== AIM OF THE TASK ==
Below are some records; repeat them all exactly, minus the pictures.

== THE INPUT ==
╔══

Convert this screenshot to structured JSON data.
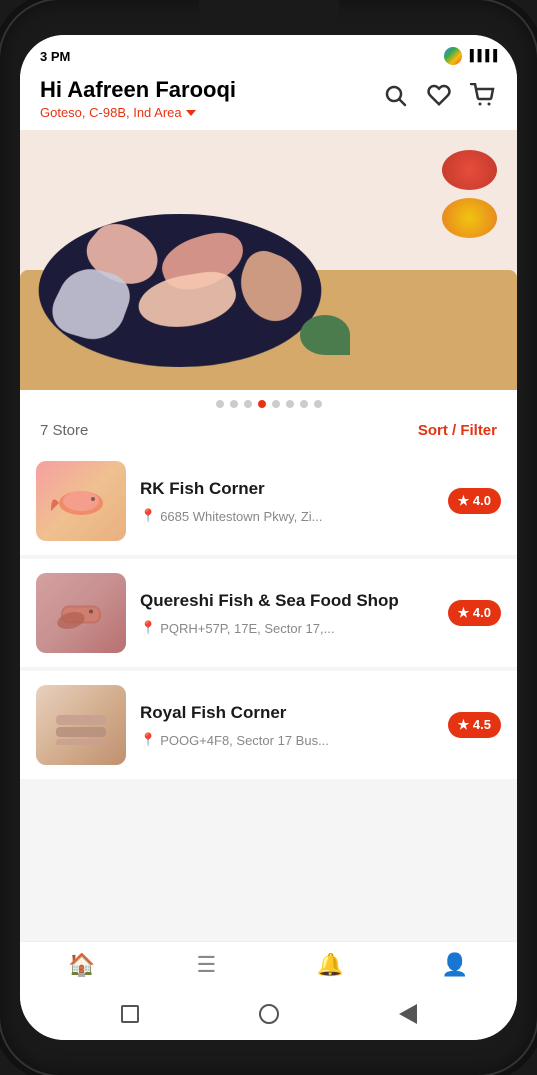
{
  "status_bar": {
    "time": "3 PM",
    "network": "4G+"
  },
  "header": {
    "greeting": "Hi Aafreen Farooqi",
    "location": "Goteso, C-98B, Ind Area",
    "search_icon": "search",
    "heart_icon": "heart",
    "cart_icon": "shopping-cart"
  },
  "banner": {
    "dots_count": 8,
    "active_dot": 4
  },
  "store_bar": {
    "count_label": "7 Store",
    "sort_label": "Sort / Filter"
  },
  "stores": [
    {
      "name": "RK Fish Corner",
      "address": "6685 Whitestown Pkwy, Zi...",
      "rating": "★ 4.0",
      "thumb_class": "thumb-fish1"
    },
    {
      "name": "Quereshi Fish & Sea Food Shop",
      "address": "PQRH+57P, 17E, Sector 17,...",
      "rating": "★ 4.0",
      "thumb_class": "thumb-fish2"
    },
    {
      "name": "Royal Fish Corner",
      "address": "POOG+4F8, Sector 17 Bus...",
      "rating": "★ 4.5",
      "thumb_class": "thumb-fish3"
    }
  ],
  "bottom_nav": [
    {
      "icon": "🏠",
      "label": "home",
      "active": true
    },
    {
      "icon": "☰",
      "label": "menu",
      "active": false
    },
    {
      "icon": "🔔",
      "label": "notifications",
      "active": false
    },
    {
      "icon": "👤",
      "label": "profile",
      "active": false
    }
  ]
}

╚══

== WRITTEN RESPONSE ==
Convert this screenshot to structured JSON data.
{
  "status_bar": {
    "time": "3 PM",
    "network": "4G+"
  },
  "header": {
    "greeting": "Hi Aafreen Farooqi",
    "location": "Goteso, C-98B, Ind Area",
    "search_icon": "search",
    "heart_icon": "heart",
    "cart_icon": "shopping-cart"
  },
  "banner": {
    "dots_count": 8,
    "active_dot": 4
  },
  "store_bar": {
    "count_label": "7 Store",
    "sort_label": "Sort / Filter"
  },
  "stores": [
    {
      "name": "RK Fish Corner",
      "address": "6685 Whitestown Pkwy, Zi...",
      "rating": "★ 4.0",
      "thumb_class": "thumb-fish1"
    },
    {
      "name": "Quereshi Fish & Sea Food Shop",
      "address": "PQRH+57P, 17E, Sector 17,...",
      "rating": "★ 4.0",
      "thumb_class": "thumb-fish2"
    },
    {
      "name": "Royal Fish Corner",
      "address": "POOG+4F8, Sector 17 Bus...",
      "rating": "★ 4.5",
      "thumb_class": "thumb-fish3"
    }
  ],
  "bottom_nav": [
    {
      "icon": "🏠",
      "label": "home",
      "active": true
    },
    {
      "icon": "☰",
      "label": "menu",
      "active": false
    },
    {
      "icon": "🔔",
      "label": "notifications",
      "active": false
    },
    {
      "icon": "👤",
      "label": "profile",
      "active": false
    }
  ]
}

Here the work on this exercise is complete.